Data records:
==============================
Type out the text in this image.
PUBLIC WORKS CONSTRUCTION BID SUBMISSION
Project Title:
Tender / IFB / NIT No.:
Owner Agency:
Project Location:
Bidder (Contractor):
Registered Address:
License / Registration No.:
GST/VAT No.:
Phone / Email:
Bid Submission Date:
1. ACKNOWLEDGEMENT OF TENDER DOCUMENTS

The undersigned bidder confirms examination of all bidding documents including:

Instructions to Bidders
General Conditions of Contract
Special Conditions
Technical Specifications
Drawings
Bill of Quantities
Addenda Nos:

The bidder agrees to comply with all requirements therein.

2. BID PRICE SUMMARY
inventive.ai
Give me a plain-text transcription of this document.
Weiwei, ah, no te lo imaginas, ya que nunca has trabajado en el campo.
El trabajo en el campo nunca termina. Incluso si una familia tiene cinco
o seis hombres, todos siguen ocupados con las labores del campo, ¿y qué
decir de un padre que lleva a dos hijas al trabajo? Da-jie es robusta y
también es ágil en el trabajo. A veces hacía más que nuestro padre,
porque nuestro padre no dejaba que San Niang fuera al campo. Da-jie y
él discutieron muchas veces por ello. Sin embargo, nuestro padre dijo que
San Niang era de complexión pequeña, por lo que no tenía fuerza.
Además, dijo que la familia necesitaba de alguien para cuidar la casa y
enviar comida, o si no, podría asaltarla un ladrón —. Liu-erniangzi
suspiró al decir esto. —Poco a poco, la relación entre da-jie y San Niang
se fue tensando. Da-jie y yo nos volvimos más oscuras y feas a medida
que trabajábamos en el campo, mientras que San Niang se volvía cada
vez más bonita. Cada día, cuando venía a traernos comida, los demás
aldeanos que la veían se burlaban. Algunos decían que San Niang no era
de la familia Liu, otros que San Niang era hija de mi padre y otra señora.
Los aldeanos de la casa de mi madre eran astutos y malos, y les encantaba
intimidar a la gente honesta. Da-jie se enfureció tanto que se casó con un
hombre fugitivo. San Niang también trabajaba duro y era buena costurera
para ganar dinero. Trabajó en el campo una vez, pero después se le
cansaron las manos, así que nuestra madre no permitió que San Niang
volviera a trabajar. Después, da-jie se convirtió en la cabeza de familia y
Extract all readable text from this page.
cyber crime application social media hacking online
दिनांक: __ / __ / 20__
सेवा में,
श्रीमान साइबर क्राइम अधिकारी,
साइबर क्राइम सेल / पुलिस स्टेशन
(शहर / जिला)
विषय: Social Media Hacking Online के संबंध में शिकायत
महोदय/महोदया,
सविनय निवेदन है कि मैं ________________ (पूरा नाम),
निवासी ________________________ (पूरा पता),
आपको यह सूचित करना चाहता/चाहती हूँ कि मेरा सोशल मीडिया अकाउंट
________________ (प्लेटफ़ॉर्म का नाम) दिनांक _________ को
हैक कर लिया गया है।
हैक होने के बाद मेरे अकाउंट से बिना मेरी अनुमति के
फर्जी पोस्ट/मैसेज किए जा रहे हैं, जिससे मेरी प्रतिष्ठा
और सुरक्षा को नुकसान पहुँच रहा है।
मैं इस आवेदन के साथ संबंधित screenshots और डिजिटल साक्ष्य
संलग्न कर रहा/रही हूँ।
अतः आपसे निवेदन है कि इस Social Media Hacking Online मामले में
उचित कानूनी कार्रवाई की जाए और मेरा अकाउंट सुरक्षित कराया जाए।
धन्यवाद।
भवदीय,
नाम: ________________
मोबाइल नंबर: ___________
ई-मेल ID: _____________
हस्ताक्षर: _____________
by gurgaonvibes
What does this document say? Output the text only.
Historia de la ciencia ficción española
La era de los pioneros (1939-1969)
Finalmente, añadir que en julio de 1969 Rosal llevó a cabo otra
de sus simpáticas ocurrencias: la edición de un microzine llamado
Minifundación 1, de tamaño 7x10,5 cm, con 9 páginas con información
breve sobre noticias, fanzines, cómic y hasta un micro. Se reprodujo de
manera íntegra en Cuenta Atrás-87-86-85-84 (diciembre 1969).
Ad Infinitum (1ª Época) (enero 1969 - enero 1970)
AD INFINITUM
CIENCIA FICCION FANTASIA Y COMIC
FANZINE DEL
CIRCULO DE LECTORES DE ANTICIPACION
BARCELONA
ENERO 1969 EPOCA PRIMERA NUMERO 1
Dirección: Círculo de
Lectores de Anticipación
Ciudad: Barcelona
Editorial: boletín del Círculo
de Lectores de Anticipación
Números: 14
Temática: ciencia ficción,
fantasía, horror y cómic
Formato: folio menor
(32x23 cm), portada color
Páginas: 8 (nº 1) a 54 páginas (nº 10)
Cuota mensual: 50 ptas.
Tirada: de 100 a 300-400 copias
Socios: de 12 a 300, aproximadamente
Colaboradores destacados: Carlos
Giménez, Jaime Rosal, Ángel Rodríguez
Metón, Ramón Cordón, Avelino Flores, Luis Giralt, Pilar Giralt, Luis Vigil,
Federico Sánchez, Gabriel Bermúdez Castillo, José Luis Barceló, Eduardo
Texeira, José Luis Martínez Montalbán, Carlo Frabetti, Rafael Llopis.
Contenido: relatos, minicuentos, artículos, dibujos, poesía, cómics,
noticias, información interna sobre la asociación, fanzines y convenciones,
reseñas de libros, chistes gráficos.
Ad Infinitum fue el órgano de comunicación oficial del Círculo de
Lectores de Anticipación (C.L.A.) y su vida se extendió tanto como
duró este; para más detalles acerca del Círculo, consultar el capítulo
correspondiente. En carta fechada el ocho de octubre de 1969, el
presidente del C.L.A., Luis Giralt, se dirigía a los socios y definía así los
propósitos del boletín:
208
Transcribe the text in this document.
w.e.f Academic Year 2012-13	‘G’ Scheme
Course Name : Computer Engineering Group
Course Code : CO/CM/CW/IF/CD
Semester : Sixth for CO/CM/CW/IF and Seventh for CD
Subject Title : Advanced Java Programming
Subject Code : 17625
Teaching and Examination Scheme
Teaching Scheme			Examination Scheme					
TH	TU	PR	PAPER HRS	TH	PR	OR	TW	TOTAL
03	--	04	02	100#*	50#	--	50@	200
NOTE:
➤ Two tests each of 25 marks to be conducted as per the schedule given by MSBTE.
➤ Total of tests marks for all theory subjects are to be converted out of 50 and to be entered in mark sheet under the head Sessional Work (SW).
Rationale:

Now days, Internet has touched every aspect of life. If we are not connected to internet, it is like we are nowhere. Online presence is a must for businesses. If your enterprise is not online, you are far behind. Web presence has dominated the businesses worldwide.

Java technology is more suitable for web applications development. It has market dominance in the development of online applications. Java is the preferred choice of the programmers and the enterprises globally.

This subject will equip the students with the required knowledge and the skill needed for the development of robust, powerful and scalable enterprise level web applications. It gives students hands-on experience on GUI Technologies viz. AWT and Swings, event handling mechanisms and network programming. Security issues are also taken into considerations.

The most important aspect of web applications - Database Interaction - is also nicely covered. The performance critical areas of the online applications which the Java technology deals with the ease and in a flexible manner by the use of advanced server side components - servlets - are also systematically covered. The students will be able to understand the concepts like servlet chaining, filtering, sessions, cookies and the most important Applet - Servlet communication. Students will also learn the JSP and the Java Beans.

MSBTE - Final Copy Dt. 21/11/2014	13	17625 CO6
==============================
**Objective**
Show every line from the listing above in which the string "familia" appears.

**Task answer**
El trabajo en el campo nunca termina. Incluso si una familia tiene cinco
Además, dijo que la familia necesitaba de alguien para cuidar la casa y
de la familia Liu, otros que San Niang era hija de mi padre y otra señora.
volviera a trabajar. Después, da-jie se convirtió en la cabeza de familia y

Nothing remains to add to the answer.